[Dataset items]
=====
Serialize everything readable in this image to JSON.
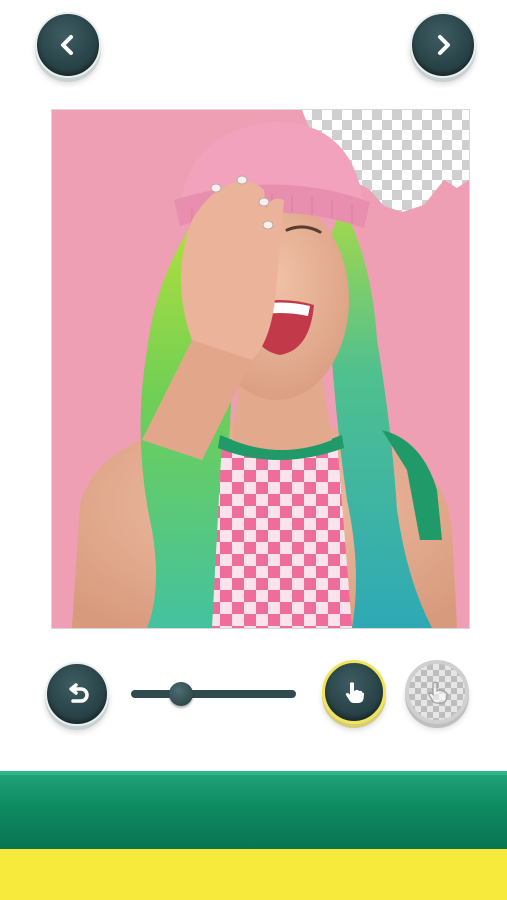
{
  "header": {
    "back_icon": "chevron-left-icon",
    "next_icon": "chevron-right-icon"
  },
  "canvas": {
    "description_icon": "edited-photo",
    "colors": {
      "background_pink": "#ee9fb4",
      "hat_pink": "#f2a2bd",
      "hair_green": "#7fd24a",
      "hair_teal": "#37b5ad",
      "shirt_green": "#1f9a68",
      "check_pink": "#ee6d9a",
      "skin": "#e7b297",
      "transparent_checker": "#c8c8c8"
    }
  },
  "toolbar": {
    "undo_icon": "undo-icon",
    "brush_size": 0.3,
    "hand_icon": "hand-touch-icon",
    "erase_icon": "transparent-hand-icon"
  },
  "colors": {
    "button_dark": "#2a4549",
    "accent_yellow": "#f2e45a",
    "bar_green": "#0e8c62",
    "bar_yellow": "#f7ea3c"
  }
}
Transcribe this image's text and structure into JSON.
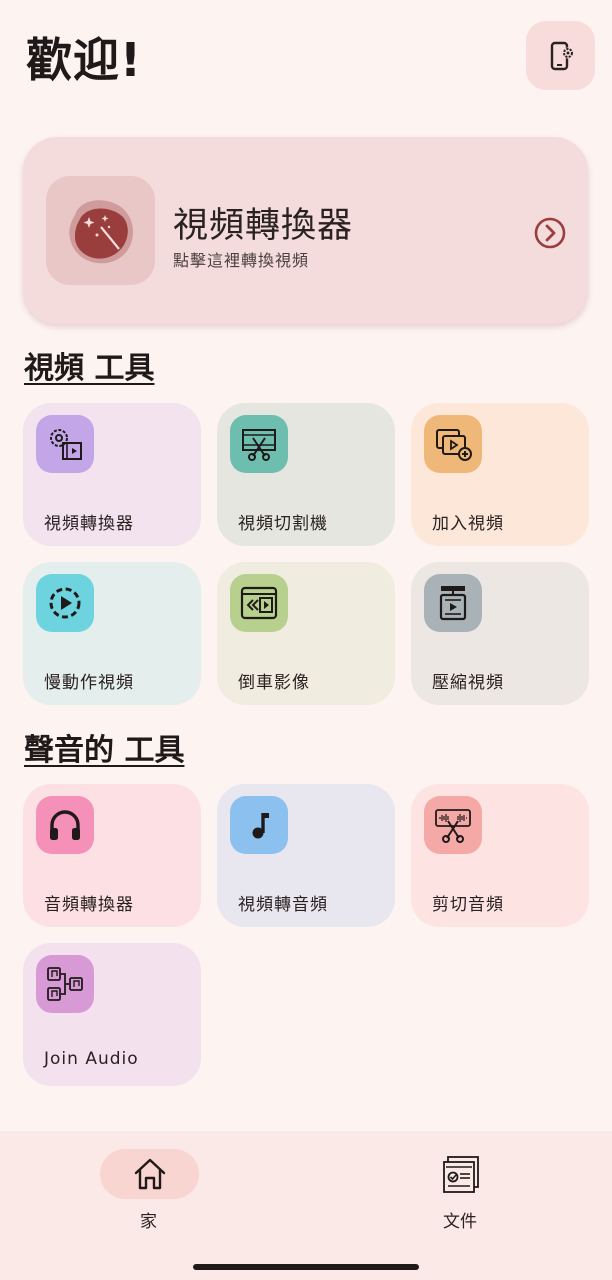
{
  "header": {
    "welcome": "歡迎!"
  },
  "hero": {
    "title": "視頻轉換器",
    "subtitle": "點擊這裡轉換視頻"
  },
  "sections": {
    "video": {
      "title": "視頻 工具",
      "tiles": [
        {
          "label": "視頻轉換器",
          "icon": "video-settings-icon",
          "color": "#c3a6e8",
          "bg": "#f3e3ef"
        },
        {
          "label": "視頻切割機",
          "icon": "film-scissors-icon",
          "color": "#6ebeb0",
          "bg": "#e6e6e0"
        },
        {
          "label": "加入視頻",
          "icon": "add-video-icon",
          "color": "#f0b878",
          "bg": "#fde7d9"
        },
        {
          "label": "慢動作視頻",
          "icon": "slow-motion-icon",
          "color": "#6dd3de",
          "bg": "#e4eeed"
        },
        {
          "label": "倒車影像",
          "icon": "rewind-video-icon",
          "color": "#b7d08e",
          "bg": "#f1ece0"
        },
        {
          "label": "壓縮視頻",
          "icon": "compress-video-icon",
          "color": "#a9b3b7",
          "bg": "#ede7e4"
        }
      ]
    },
    "audio": {
      "title": "聲音的 工具",
      "tiles": [
        {
          "label": "音頻轉換器",
          "icon": "headphones-icon",
          "color": "#f590b8",
          "bg": "#fde0e3"
        },
        {
          "label": "視頻轉音頻",
          "icon": "music-note-icon",
          "color": "#8cc1ef",
          "bg": "#e8e6ee"
        },
        {
          "label": "剪切音頻",
          "icon": "audio-scissors-icon",
          "color": "#f5a9a6",
          "bg": "#fde4e3"
        },
        {
          "label": "Join Audio",
          "icon": "join-audio-icon",
          "color": "#d79ad6",
          "bg": "#f4e1ee"
        }
      ]
    }
  },
  "nav": {
    "home_label": "家",
    "files_label": "文件"
  }
}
=====
* **Job**:
Copy out every line of the material above that mentions the word "hand".

* **Solution to the exercise**:
    "hand_icon": "hand-touch-icon",
    "erase_icon": "transparent-hand-icon"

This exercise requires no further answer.